Show each line of the data below that has the string "Clinics" in it.

## STORED DATA:
- - - - - - -
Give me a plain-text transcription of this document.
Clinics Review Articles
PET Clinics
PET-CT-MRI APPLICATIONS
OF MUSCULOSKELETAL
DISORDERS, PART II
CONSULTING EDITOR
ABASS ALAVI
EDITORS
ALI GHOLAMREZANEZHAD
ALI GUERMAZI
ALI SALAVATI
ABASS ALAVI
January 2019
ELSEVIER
- - - - - - -
## CORRECT RESPONSE:
Clinics Review Articles
PET Clinics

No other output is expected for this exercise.